>> start Material shown

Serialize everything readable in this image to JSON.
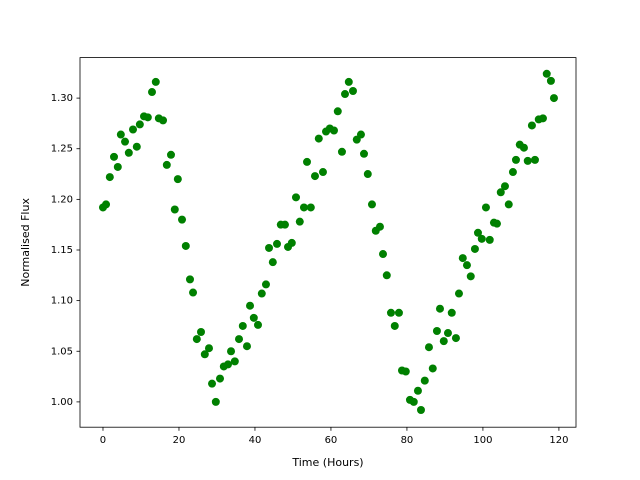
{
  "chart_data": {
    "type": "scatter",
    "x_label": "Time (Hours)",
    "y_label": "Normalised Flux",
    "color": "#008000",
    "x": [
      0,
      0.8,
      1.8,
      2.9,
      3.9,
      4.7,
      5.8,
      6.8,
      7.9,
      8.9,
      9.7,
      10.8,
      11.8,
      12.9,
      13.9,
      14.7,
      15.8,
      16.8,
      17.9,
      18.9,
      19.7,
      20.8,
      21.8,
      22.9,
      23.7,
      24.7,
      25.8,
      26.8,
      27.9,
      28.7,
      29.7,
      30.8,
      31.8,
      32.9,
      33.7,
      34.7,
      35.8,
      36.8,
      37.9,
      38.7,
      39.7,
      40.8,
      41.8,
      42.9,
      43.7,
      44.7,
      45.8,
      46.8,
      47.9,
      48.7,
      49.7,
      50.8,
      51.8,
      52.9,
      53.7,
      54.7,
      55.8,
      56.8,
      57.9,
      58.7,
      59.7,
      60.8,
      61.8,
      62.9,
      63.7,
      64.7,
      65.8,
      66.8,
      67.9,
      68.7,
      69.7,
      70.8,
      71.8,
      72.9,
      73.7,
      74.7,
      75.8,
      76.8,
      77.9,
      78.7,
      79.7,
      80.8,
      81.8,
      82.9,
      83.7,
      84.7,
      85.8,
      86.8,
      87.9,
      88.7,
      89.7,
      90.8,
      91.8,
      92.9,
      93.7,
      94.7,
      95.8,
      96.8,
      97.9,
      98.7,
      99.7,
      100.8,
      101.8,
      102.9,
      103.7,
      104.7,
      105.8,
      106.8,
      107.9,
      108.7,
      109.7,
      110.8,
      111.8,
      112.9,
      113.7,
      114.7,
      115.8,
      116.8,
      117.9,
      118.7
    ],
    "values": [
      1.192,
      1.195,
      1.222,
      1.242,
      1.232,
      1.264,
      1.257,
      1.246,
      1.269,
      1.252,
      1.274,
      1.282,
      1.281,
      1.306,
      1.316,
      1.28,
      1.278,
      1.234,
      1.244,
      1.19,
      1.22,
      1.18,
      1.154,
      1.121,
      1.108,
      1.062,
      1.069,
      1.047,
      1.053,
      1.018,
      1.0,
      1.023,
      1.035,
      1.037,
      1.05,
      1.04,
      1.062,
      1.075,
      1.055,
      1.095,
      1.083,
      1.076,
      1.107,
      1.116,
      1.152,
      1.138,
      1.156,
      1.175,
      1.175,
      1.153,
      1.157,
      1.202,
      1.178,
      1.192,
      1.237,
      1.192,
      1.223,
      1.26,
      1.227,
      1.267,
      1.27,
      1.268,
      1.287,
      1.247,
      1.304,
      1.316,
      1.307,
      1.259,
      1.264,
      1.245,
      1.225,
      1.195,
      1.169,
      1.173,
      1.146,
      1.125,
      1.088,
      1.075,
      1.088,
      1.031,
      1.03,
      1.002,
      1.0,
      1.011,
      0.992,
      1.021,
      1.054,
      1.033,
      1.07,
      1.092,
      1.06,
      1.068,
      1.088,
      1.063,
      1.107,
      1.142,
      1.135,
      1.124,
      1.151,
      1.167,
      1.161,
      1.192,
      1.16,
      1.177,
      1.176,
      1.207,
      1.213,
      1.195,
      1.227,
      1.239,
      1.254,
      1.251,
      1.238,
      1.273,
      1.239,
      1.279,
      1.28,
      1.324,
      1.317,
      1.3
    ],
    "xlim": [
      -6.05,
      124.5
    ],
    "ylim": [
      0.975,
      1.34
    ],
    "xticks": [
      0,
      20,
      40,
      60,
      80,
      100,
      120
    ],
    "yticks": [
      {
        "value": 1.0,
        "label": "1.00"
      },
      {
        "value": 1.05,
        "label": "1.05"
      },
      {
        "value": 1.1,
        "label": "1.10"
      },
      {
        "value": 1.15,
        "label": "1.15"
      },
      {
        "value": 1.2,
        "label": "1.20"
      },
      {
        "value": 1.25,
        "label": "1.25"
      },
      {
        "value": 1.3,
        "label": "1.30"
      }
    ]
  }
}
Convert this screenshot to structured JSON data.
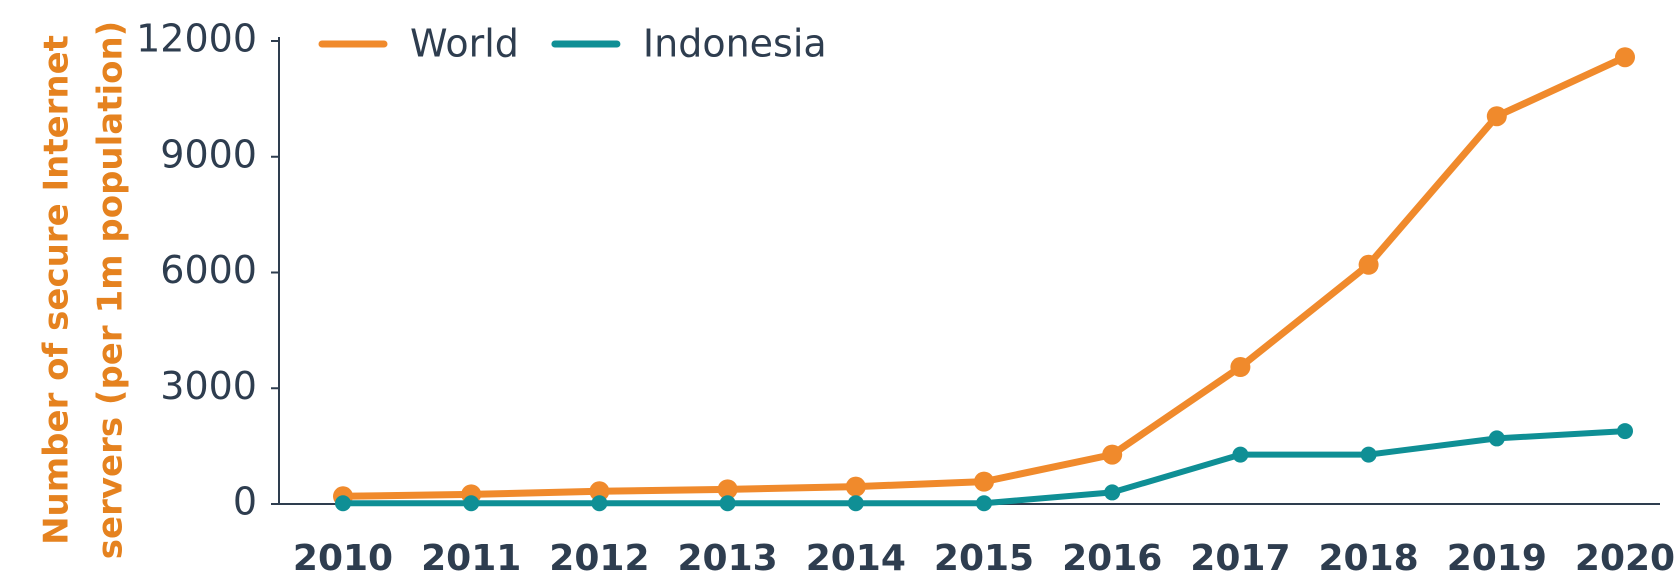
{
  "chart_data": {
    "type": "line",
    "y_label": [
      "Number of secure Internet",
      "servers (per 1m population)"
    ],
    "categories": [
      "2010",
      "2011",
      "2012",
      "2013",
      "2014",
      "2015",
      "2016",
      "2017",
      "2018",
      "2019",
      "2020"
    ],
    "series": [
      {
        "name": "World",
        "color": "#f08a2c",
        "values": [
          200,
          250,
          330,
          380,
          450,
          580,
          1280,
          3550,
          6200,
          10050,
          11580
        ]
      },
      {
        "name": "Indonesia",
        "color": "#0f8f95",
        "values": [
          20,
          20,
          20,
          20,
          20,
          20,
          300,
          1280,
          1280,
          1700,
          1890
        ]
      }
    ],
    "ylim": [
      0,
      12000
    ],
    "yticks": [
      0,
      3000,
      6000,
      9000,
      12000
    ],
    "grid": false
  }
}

>> end Material shown

# [Your instructions]
Leave the images out and output the remaining material exactly as it stands.

# [Reply to the exercise]
Serialize everything readable in this image to JSON.
{
  "chart_data": {
    "type": "scatter",
    "x_label": "Time (Hours)",
    "y_label": "Normalised Flux",
    "color": "#008000",
    "x": [
      0,
      0.8,
      1.8,
      2.9,
      3.9,
      4.7,
      5.8,
      6.8,
      7.9,
      8.9,
      9.7,
      10.8,
      11.8,
      12.9,
      13.9,
      14.7,
      15.8,
      16.8,
      17.9,
      18.9,
      19.7,
      20.8,
      21.8,
      22.9,
      23.7,
      24.7,
      25.8,
      26.8,
      27.9,
      28.7,
      29.7,
      30.8,
      31.8,
      32.9,
      33.7,
      34.7,
      35.8,
      36.8,
      37.9,
      38.7,
      39.7,
      40.8,
      41.8,
      42.9,
      43.7,
      44.7,
      45.8,
      46.8,
      47.9,
      48.7,
      49.7,
      50.8,
      51.8,
      52.9,
      53.7,
      54.7,
      55.8,
      56.8,
      57.9,
      58.7,
      59.7,
      60.8,
      61.8,
      62.9,
      63.7,
      64.7,
      65.8,
      66.8,
      67.9,
      68.7,
      69.7,
      70.8,
      71.8,
      72.9,
      73.7,
      74.7,
      75.8,
      76.8,
      77.9,
      78.7,
      79.7,
      80.8,
      81.8,
      82.9,
      83.7,
      84.7,
      85.8,
      86.8,
      87.9,
      88.7,
      89.7,
      90.8,
      91.8,
      92.9,
      93.7,
      94.7,
      95.8,
      96.8,
      97.9,
      98.7,
      99.7,
      100.8,
      101.8,
      102.9,
      103.7,
      104.7,
      105.8,
      106.8,
      107.9,
      108.7,
      109.7,
      110.8,
      111.8,
      112.9,
      113.7,
      114.7,
      115.8,
      116.8,
      117.9,
      118.7
    ],
    "values": [
      1.192,
      1.195,
      1.222,
      1.242,
      1.232,
      1.264,
      1.257,
      1.246,
      1.269,
      1.252,
      1.274,
      1.282,
      1.281,
      1.306,
      1.316,
      1.28,
      1.278,
      1.234,
      1.244,
      1.19,
      1.22,
      1.18,
      1.154,
      1.121,
      1.108,
      1.062,
      1.069,
      1.047,
      1.053,
      1.018,
      1.0,
      1.023,
      1.035,
      1.037,
      1.05,
      1.04,
      1.062,
      1.075,
      1.055,
      1.095,
      1.083,
      1.076,
      1.107,
      1.116,
      1.152,
      1.138,
      1.156,
      1.175,
      1.175,
      1.153,
      1.157,
      1.202,
      1.178,
      1.192,
      1.237,
      1.192,
      1.223,
      1.26,
      1.227,
      1.267,
      1.27,
      1.268,
      1.287,
      1.247,
      1.304,
      1.316,
      1.307,
      1.259,
      1.264,
      1.245,
      1.225,
      1.195,
      1.169,
      1.173,
      1.146,
      1.125,
      1.088,
      1.075,
      1.088,
      1.031,
      1.03,
      1.002,
      1.0,
      1.011,
      0.992,
      1.021,
      1.054,
      1.033,
      1.07,
      1.092,
      1.06,
      1.068,
      1.088,
      1.063,
      1.107,
      1.142,
      1.135,
      1.124,
      1.151,
      1.167,
      1.161,
      1.192,
      1.16,
      1.177,
      1.176,
      1.207,
      1.213,
      1.195,
      1.227,
      1.239,
      1.254,
      1.251,
      1.238,
      1.273,
      1.239,
      1.279,
      1.28,
      1.324,
      1.317,
      1.3
    ],
    "xlim": [
      -6.05,
      124.5
    ],
    "ylim": [
      0.975,
      1.34
    ],
    "xticks": [
      0,
      20,
      40,
      60,
      80,
      100,
      120
    ],
    "yticks": [
      {
        "value": 1.0,
        "label": "1.00"
      },
      {
        "value": 1.05,
        "label": "1.05"
      },
      {
        "value": 1.1,
        "label": "1.10"
      },
      {
        "value": 1.15,
        "label": "1.15"
      },
      {
        "value": 1.2,
        "label": "1.20"
      },
      {
        "value": 1.25,
        "label": "1.25"
      },
      {
        "value": 1.3,
        "label": "1.30"
      }
    ]
  }
}
Convert this screenshot to structured JSON data.
{
  "chart_data": {
    "type": "line",
    "y_label": [
      "Number of secure Internet",
      "servers (per 1m population)"
    ],
    "categories": [
      "2010",
      "2011",
      "2012",
      "2013",
      "2014",
      "2015",
      "2016",
      "2017",
      "2018",
      "2019",
      "2020"
    ],
    "series": [
      {
        "name": "World",
        "color": "#f08a2c",
        "values": [
          200,
          250,
          330,
          380,
          450,
          580,
          1280,
          3550,
          6200,
          10050,
          11580
        ]
      },
      {
        "name": "Indonesia",
        "color": "#0f8f95",
        "values": [
          20,
          20,
          20,
          20,
          20,
          20,
          300,
          1280,
          1280,
          1700,
          1890
        ]
      }
    ],
    "ylim": [
      0,
      12000
    ],
    "yticks": [
      0,
      3000,
      6000,
      9000,
      12000
    ],
    "grid": false
  }
}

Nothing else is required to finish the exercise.